# START OF EXERCISE MATERIALS

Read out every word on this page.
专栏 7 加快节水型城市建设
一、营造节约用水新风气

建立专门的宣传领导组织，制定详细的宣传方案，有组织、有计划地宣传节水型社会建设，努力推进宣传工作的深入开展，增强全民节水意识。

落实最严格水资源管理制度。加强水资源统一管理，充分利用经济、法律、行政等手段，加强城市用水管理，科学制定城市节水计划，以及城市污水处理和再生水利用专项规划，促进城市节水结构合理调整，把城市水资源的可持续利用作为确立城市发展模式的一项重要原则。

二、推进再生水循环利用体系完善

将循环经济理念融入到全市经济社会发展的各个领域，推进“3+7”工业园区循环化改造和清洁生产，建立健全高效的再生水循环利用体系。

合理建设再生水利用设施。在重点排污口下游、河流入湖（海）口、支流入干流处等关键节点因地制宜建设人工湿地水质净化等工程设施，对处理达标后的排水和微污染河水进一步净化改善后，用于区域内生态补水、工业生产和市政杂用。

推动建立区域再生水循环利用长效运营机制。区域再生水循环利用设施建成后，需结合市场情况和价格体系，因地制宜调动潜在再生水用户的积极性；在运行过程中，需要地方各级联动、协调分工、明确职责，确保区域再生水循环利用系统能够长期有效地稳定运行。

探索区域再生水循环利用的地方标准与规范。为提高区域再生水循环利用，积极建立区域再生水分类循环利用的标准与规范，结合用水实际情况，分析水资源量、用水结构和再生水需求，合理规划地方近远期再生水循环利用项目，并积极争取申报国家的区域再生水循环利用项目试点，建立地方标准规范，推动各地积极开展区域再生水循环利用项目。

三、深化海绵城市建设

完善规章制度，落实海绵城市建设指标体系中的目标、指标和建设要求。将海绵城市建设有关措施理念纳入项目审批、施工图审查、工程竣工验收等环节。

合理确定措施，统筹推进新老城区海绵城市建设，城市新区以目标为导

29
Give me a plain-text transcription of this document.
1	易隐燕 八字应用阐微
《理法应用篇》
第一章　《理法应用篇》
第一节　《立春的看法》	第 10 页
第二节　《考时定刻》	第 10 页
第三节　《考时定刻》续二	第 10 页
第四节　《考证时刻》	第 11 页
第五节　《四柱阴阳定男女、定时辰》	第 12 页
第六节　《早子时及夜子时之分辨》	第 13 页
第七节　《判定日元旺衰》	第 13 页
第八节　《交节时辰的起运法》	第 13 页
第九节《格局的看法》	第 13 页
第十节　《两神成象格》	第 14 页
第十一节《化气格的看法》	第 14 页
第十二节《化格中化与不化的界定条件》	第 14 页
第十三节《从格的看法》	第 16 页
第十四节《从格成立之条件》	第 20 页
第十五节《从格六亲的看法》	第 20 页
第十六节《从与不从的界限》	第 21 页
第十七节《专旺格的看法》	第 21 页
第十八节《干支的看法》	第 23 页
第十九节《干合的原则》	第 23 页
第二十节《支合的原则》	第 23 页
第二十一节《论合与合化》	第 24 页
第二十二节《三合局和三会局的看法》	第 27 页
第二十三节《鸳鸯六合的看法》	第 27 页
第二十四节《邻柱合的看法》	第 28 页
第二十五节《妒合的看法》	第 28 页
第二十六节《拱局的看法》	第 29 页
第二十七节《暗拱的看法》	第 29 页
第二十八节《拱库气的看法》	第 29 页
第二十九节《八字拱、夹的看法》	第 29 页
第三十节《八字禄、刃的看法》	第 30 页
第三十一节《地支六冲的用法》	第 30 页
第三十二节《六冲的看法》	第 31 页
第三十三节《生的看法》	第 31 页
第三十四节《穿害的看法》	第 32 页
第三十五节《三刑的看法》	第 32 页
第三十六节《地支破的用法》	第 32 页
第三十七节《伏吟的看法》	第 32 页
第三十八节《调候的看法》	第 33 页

# END OF EXERCISE MATERIALS

§ PROBLEM REQUIREMENTS
Show the lines of the material that contain the word "this".

§ TASK RESPONSE
Read out every word on this page.
Give me a plain-text transcription of this document.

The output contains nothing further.